■ Records for this task
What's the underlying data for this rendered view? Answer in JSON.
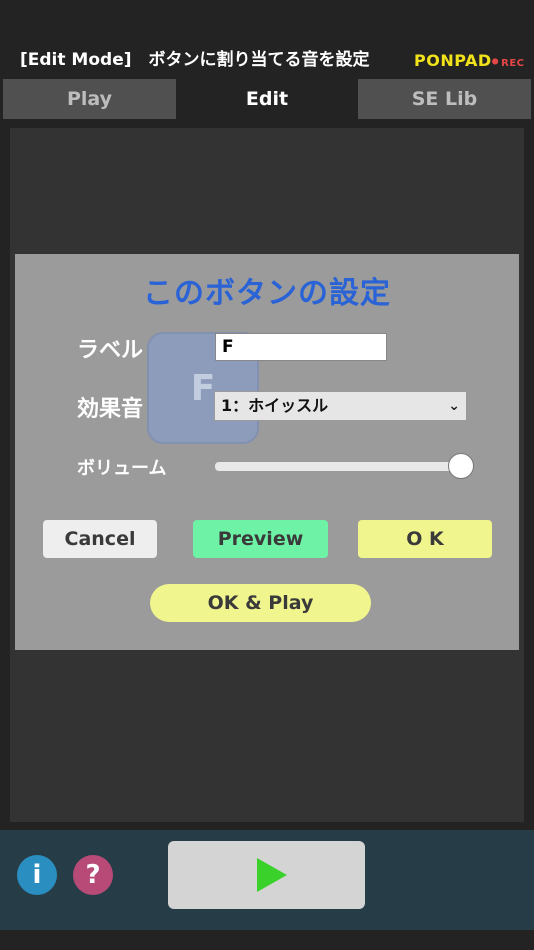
{
  "header": {
    "title": "[Edit Mode]　ボタンに割り当てる音を設定",
    "logo_main": "PONPAD",
    "logo_sub": "REC"
  },
  "tabs": [
    {
      "label": "Play",
      "active": false
    },
    {
      "label": "Edit",
      "active": true
    },
    {
      "label": "SE Lib",
      "active": false
    }
  ],
  "dialog": {
    "title": "このボタンの設定",
    "pad_letter": "F",
    "label_field": {
      "label": "ラベル",
      "value": "F"
    },
    "sound_field": {
      "label": "効果音",
      "selected": "1：ホイッスル"
    },
    "volume": {
      "label": "ボリューム",
      "level": 1.0
    },
    "buttons": {
      "cancel": "Cancel",
      "preview": "Preview",
      "ok": "O K",
      "ok_play": "OK & Play"
    }
  },
  "bottom_bar": {
    "info_icon": "i",
    "help_icon": "?",
    "play_icon": "play-icon"
  },
  "colors": {
    "background": "#232323",
    "dialog_bg": "#9b9b9b",
    "dialog_title": "#2a63d6",
    "preview_button": "#6ef2a6",
    "ok_button": "#f1f58e",
    "info_button": "#2a8fc0",
    "help_button": "#b84a78",
    "play_triangle": "#3ad12a",
    "logo": "#f2e21a"
  }
}
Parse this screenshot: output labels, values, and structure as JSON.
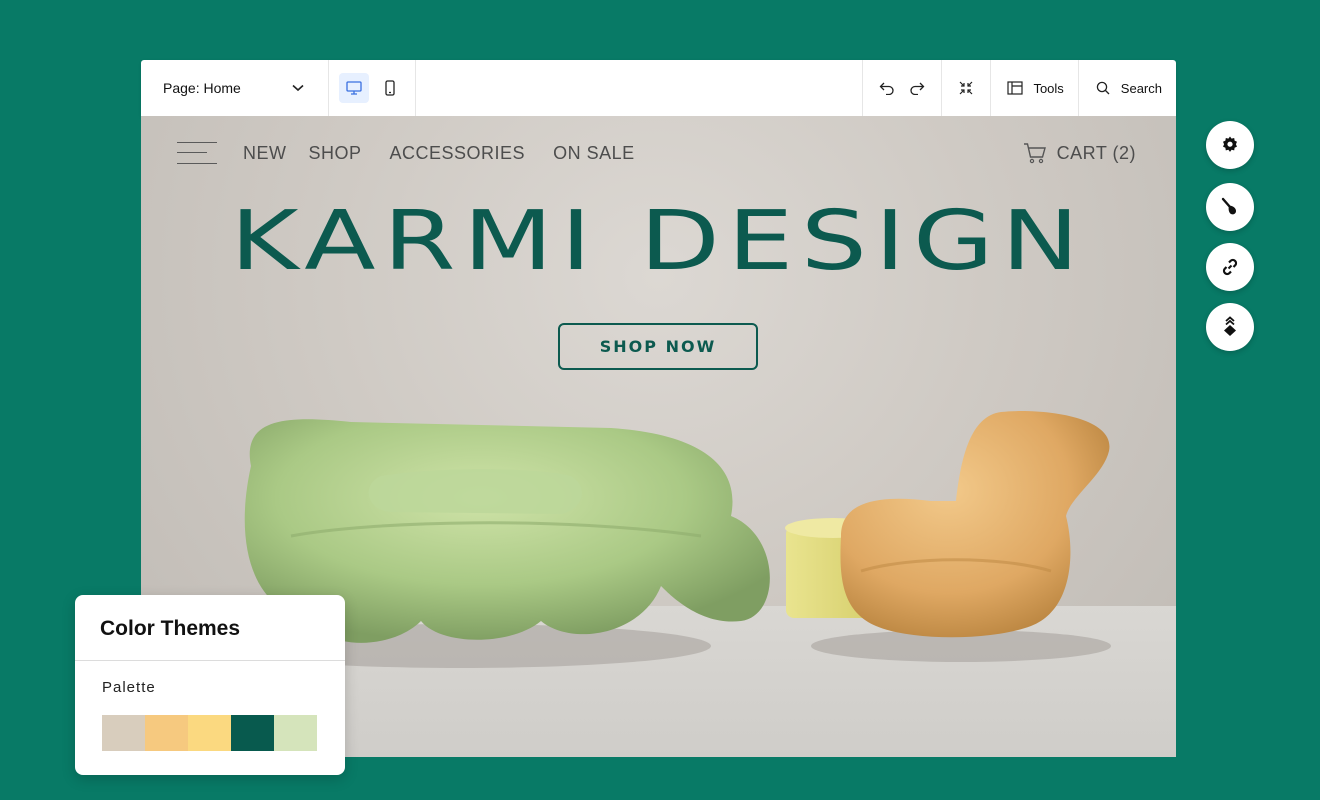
{
  "toolbar": {
    "page_label": "Page: Home",
    "tools_label": "Tools",
    "search_label": "Search",
    "active_device": "desktop"
  },
  "site": {
    "nav": [
      "NEW",
      "SHOP",
      "ACCESSORIES",
      "ON SALE"
    ],
    "cart_label": "CART (2)",
    "hero_title": "KARMI DESIGN",
    "cta_label": "SHOP NOW"
  },
  "side_tools": [
    "gear-icon",
    "paintbrush-icon",
    "link-icon",
    "layers-icon"
  ],
  "color_themes": {
    "title": "Color Themes",
    "palette_label": "Palette",
    "swatches": [
      "#d8cdbd",
      "#f6c97f",
      "#fbd980",
      "#085a4e",
      "#d5e4bb"
    ]
  },
  "colors": {
    "background": "#087a66",
    "brand_green": "#0c5a4f"
  }
}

■ Given instruction
Quote every record above exactly, leaving out any pictures.

■ Finished exercise
What's the underlying data for this rendered view? Answer in JSON.
{
  "header": {
    "title": "[Edit Mode]　ボタンに割り当てる音を設定",
    "logo_main": "PONPAD",
    "logo_sub": "REC"
  },
  "tabs": [
    {
      "label": "Play",
      "active": false
    },
    {
      "label": "Edit",
      "active": true
    },
    {
      "label": "SE Lib",
      "active": false
    }
  ],
  "dialog": {
    "title": "このボタンの設定",
    "pad_letter": "F",
    "label_field": {
      "label": "ラベル",
      "value": "F"
    },
    "sound_field": {
      "label": "効果音",
      "selected": "1：ホイッスル"
    },
    "volume": {
      "label": "ボリューム",
      "level": 1.0
    },
    "buttons": {
      "cancel": "Cancel",
      "preview": "Preview",
      "ok": "O K",
      "ok_play": "OK & Play"
    }
  },
  "bottom_bar": {
    "info_icon": "i",
    "help_icon": "?",
    "play_icon": "play-icon"
  },
  "colors": {
    "background": "#232323",
    "dialog_bg": "#9b9b9b",
    "dialog_title": "#2a63d6",
    "preview_button": "#6ef2a6",
    "ok_button": "#f1f58e",
    "info_button": "#2a8fc0",
    "help_button": "#b84a78",
    "play_triangle": "#3ad12a",
    "logo": "#f2e21a"
  }
}
Parse this screenshot: output labels, values, and structure as JSON.
{
  "toolbar": {
    "page_label": "Page: Home",
    "tools_label": "Tools",
    "search_label": "Search",
    "active_device": "desktop"
  },
  "site": {
    "nav": [
      "NEW",
      "SHOP",
      "ACCESSORIES",
      "ON SALE"
    ],
    "cart_label": "CART (2)",
    "hero_title": "KARMI DESIGN",
    "cta_label": "SHOP NOW"
  },
  "side_tools": [
    "gear-icon",
    "paintbrush-icon",
    "link-icon",
    "layers-icon"
  ],
  "color_themes": {
    "title": "Color Themes",
    "palette_label": "Palette",
    "swatches": [
      "#d8cdbd",
      "#f6c97f",
      "#fbd980",
      "#085a4e",
      "#d5e4bb"
    ]
  },
  "colors": {
    "background": "#087a66",
    "brand_green": "#0c5a4f"
  }
}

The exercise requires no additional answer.